▶ WHAT YOU ARE ASKED TO DO:
Copy out every line in which the string "Página" occurs.

[Dataset items]
— BEGIN —

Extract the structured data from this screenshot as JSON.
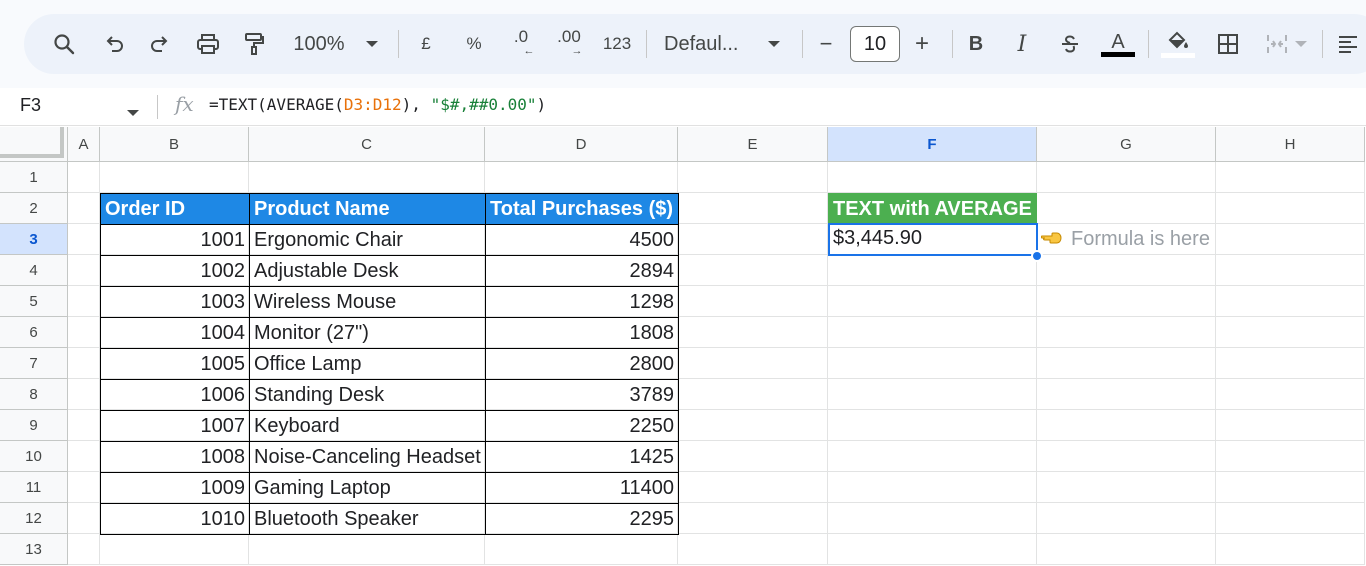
{
  "toolbar": {
    "zoom": "100%",
    "currency": "£",
    "percent": "%",
    "decrease_decimals": ".0",
    "increase_decimals": ".00",
    "number_format": "123",
    "font": "Defaul...",
    "font_size": "10",
    "minus": "−",
    "plus": "+",
    "bold": "B",
    "italic": "I",
    "text_color_letter": "A"
  },
  "formula_bar": {
    "cell_ref": "F3",
    "fx": "fx",
    "formula_prefix": "=TEXT(AVERAGE(",
    "formula_ref": "D3:D12",
    "formula_mid": "), ",
    "formula_string": "\"$#,##0.00\"",
    "formula_suffix": ")"
  },
  "columns": [
    "A",
    "B",
    "C",
    "D",
    "E",
    "F",
    "G",
    "H"
  ],
  "selected_column": "F",
  "rows": [
    "1",
    "2",
    "3",
    "4",
    "5",
    "6",
    "7",
    "8",
    "9",
    "10",
    "11",
    "12",
    "13"
  ],
  "selected_row": "3",
  "table": {
    "headers": [
      "Order ID",
      "Product Name",
      "Total Purchases ($)"
    ],
    "rows": [
      [
        "1001",
        "Ergonomic Chair",
        "4500"
      ],
      [
        "1002",
        "Adjustable Desk",
        "2894"
      ],
      [
        "1003",
        "Wireless Mouse",
        "1298"
      ],
      [
        "1004",
        "Monitor (27\")",
        "1808"
      ],
      [
        "1005",
        "Office Lamp",
        "2800"
      ],
      [
        "1006",
        "Standing Desk",
        "3789"
      ],
      [
        "1007",
        "Keyboard",
        "2250"
      ],
      [
        "1008",
        "Noise-Canceling Headset",
        "1425"
      ],
      [
        "1009",
        "Gaming Laptop",
        "11400"
      ],
      [
        "1010",
        "Bluetooth Speaker",
        "2295"
      ]
    ]
  },
  "result": {
    "header": "TEXT with AVERAGE",
    "value": "$3,445.90",
    "note": "Formula is here",
    "note_icon": "pointing-hand-icon"
  },
  "colors": {
    "table_header": "#1e88e5",
    "result_header": "#4caf50",
    "selection": "#1a73e8"
  }
}
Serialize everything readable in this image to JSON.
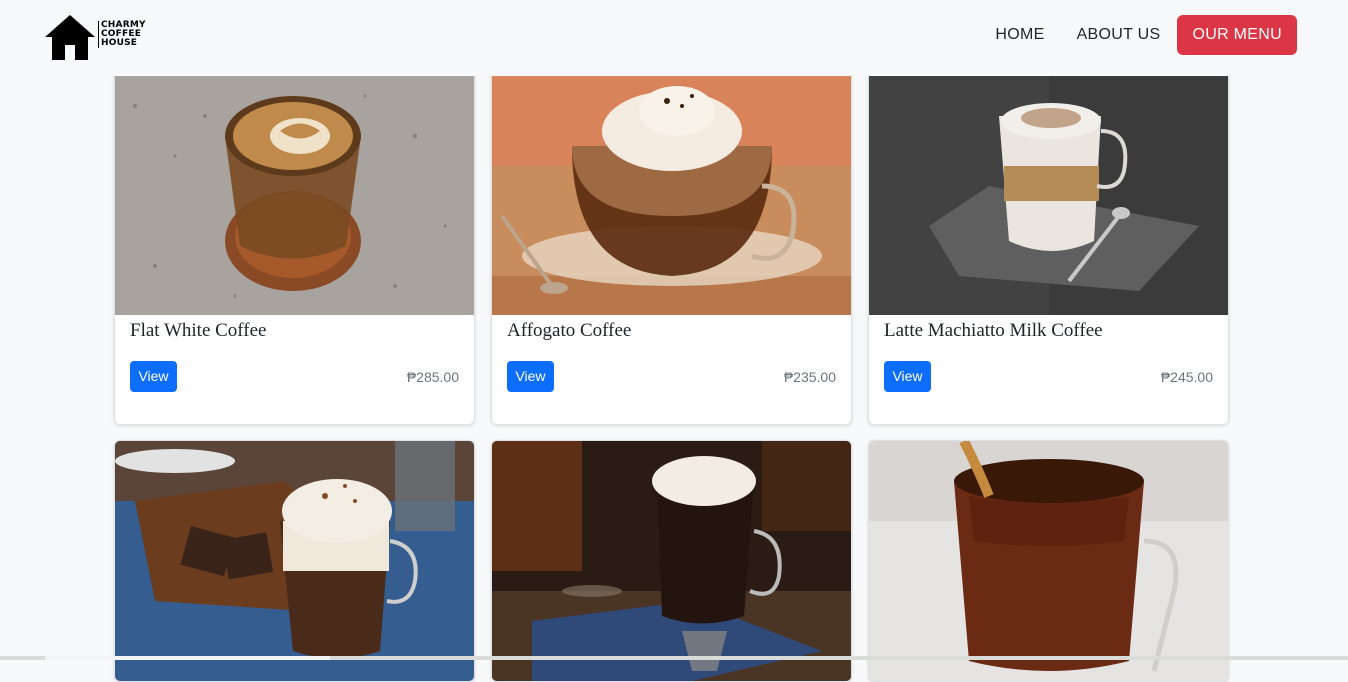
{
  "brand": {
    "line1": "CHARMY",
    "line2": "COFFEE",
    "line3": "HOUSE"
  },
  "nav": {
    "home": "HOME",
    "about": "ABOUT US",
    "menu": "OUR MENU"
  },
  "colors": {
    "accent": "#dc3545",
    "primary": "#0d6efd"
  },
  "products": [
    {
      "name": "Flat White Coffee",
      "button": "View",
      "price": "₱285.00"
    },
    {
      "name": "Affogato Coffee",
      "button": "View",
      "price": "₱235.00"
    },
    {
      "name": "Latte Machiatto Milk Coffee",
      "button": "View",
      "price": "₱245.00"
    }
  ]
}
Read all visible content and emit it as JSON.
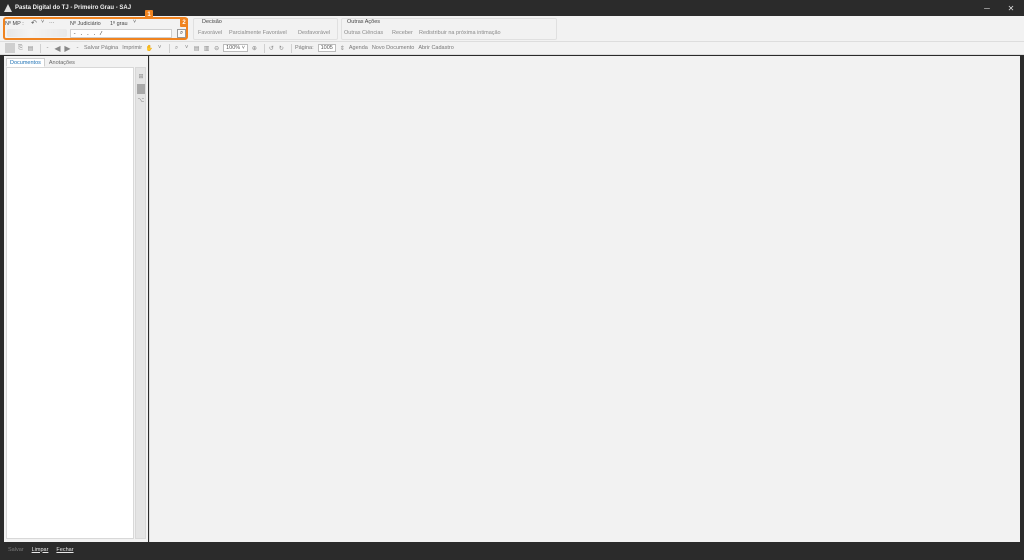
{
  "window": {
    "title": "Pasta Digital do TJ - Primeiro Grau - SAJ",
    "minimize": "─",
    "close": "✕"
  },
  "toolbar1": {
    "nmp_label": "Nº MP :",
    "undo_icon": "↶",
    "dropdown_icon": "˅",
    "more_label": "···",
    "njudiciario_label": "Nº Judiciário",
    "grau_label": "1º grau",
    "grau_dropdown": "˅",
    "process_number_value": "-  .    .    .    /",
    "search_icon": "⌕",
    "badge1": "1",
    "badge2": "2",
    "decisao": {
      "title": "Decisão",
      "items": [
        "Favorável",
        "Parcialmente Favorável",
        "Desfavorável"
      ]
    },
    "outras": {
      "title": "Outras Ações",
      "items": [
        "Outras Ciências",
        "Receber",
        "Redistribuir na próxima intimação"
      ]
    }
  },
  "toolbar2": {
    "save_page": "Salvar Página",
    "print": "Imprimir",
    "zoom_value": "100%",
    "page_label": "Página:",
    "page_value": "1005",
    "agenda": "Agenda",
    "new_document": "Novo Documento",
    "open_registry": "Abrir Cadastro"
  },
  "left_panel": {
    "tabs": [
      "Documentos",
      "Anotações"
    ],
    "active_tab": 0
  },
  "footer": {
    "save": "Salvar",
    "clear": "Limpar",
    "close": "Fechar"
  },
  "colors": {
    "accent_orange": "#f0831f",
    "titlebar": "#2b2b2b",
    "tab_active": "#1a6fb3"
  }
}
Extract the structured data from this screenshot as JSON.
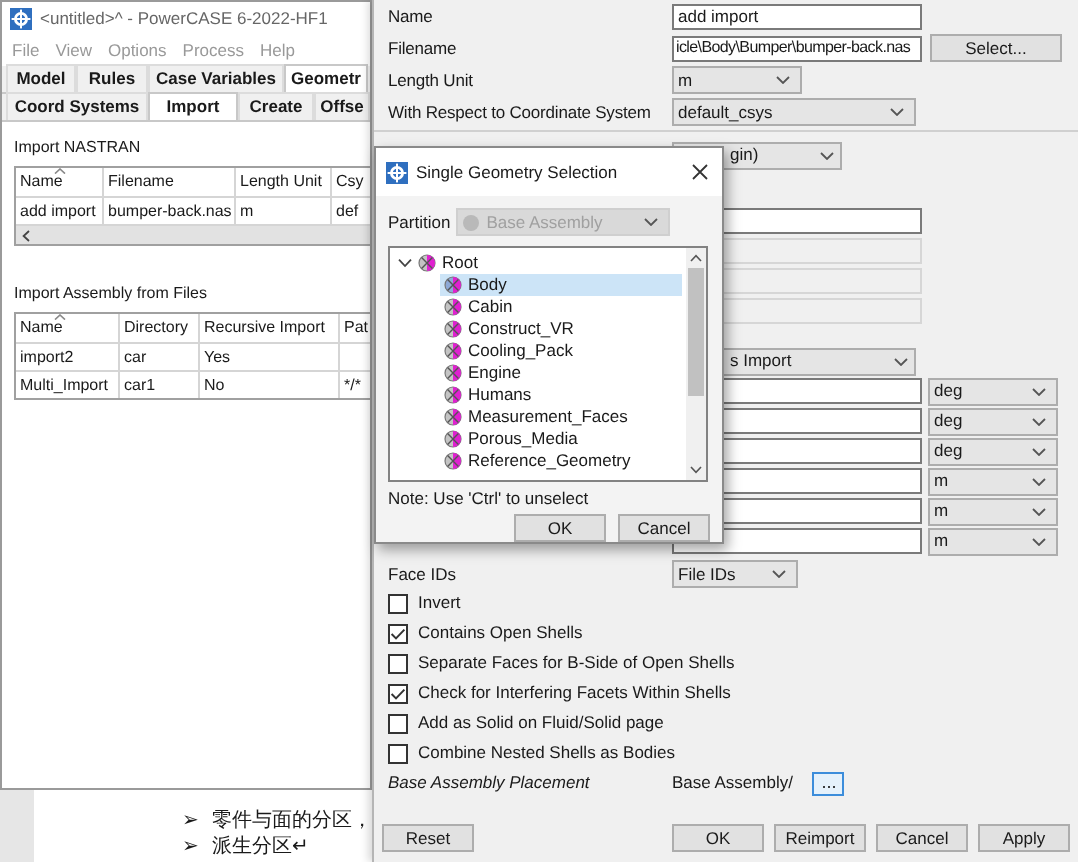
{
  "main_window": {
    "title": "<untitled>^ - PowerCASE 6-2022-HF1",
    "menu": [
      "File",
      "View",
      "Options",
      "Process",
      "Help"
    ],
    "tabs": [
      {
        "label": "Model",
        "selected": false
      },
      {
        "label": "Rules",
        "selected": false
      },
      {
        "label": "Case Variables",
        "selected": false
      },
      {
        "label": "Geometr",
        "selected": true
      }
    ],
    "subtabs": [
      {
        "label": "Coord Systems",
        "selected": false
      },
      {
        "label": "Import",
        "selected": true
      },
      {
        "label": "Create",
        "selected": false
      },
      {
        "label": "Offse",
        "selected": false
      }
    ],
    "nastran": {
      "heading": "Import NASTRAN",
      "columns": [
        "Name",
        "Filename",
        "Length Unit",
        "Csy"
      ],
      "rows": [
        [
          "add import",
          "bumper-back.nas",
          "m",
          "def"
        ]
      ]
    },
    "assembly": {
      "heading": "Import Assembly from Files",
      "columns": [
        "Name",
        "Directory",
        "Recursive Import",
        "Pat"
      ],
      "rows": [
        [
          "import2",
          "car",
          "Yes",
          ""
        ],
        [
          "Multi_Import",
          "car1",
          "No",
          "*/*"
        ]
      ]
    }
  },
  "document": {
    "bullets": [
      {
        "marker": "➢",
        "text": "零件与面的分区，"
      },
      {
        "marker": "➢",
        "text": "派生分区↵"
      }
    ]
  },
  "properties": {
    "fields": [
      {
        "kind": "text",
        "label": "Name",
        "value": "add import"
      },
      {
        "kind": "file",
        "label": "Filename",
        "value": "icle\\Body\\Bumper\\bumper-back.nas",
        "button": "Select..."
      },
      {
        "kind": "dropdown",
        "label": "Length Unit",
        "value": "m"
      },
      {
        "kind": "dropdown",
        "label": "With Respect to Coordinate System",
        "value": "default_csys"
      }
    ],
    "obscured_rows": [
      {
        "kind": "dropdown",
        "value": "gin)"
      },
      {
        "kind": "field",
        "disabled": false
      },
      {
        "kind": "field",
        "disabled": true
      },
      {
        "kind": "field",
        "disabled": true
      },
      {
        "kind": "field",
        "disabled": true
      },
      {
        "kind": "dropdown",
        "value": "s Import"
      },
      {
        "kind": "field_unit",
        "unit": "deg"
      },
      {
        "kind": "field_unit",
        "unit": "deg"
      },
      {
        "kind": "field_unit",
        "unit": "deg"
      },
      {
        "kind": "field_unit",
        "unit": "m"
      },
      {
        "kind": "field_unit",
        "unit": "m"
      },
      {
        "kind": "field_unit",
        "unit": "m"
      }
    ],
    "face_ids": {
      "label": "Face IDs",
      "value": "File IDs"
    },
    "checkboxes": [
      {
        "label": "Invert",
        "checked": false
      },
      {
        "label": "Contains Open Shells",
        "checked": true
      },
      {
        "label": "Separate Faces for B-Side of Open Shells",
        "checked": false
      },
      {
        "label": "Check for Interfering Facets Within Shells",
        "checked": true
      },
      {
        "label": "Add as Solid on Fluid/Solid page",
        "checked": false
      },
      {
        "label": "Combine Nested Shells as Bodies",
        "checked": false
      }
    ],
    "placement": {
      "label": "Base Assembly Placement",
      "value": "Base Assembly/",
      "button": "..."
    },
    "left_buttons": [
      "Reset"
    ],
    "right_buttons": [
      "OK",
      "Reimport",
      "Cancel",
      "Apply"
    ]
  },
  "dialog": {
    "title": "Single Geometry Selection",
    "partition_label": "Partition",
    "partition_value": "Base Assembly",
    "tree": {
      "label": "Root",
      "expanded": true,
      "selected": false,
      "children": [
        {
          "label": "Body",
          "selected": true
        },
        {
          "label": "Cabin",
          "selected": false
        },
        {
          "label": "Construct_VR",
          "selected": false
        },
        {
          "label": "Cooling_Pack",
          "selected": false
        },
        {
          "label": "Engine",
          "selected": false
        },
        {
          "label": "Humans",
          "selected": false
        },
        {
          "label": "Measurement_Faces",
          "selected": false
        },
        {
          "label": "Porous_Media",
          "selected": false
        },
        {
          "label": "Reference_Geometry",
          "selected": false
        }
      ]
    },
    "note": "Note: Use 'Ctrl' to unselect",
    "buttons": [
      "OK",
      "Cancel"
    ]
  }
}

— END —

▶ SOLUTION FOR THIS EXERCISE:
    "save_page": "Salvar Página",
    "page_label": "Página:",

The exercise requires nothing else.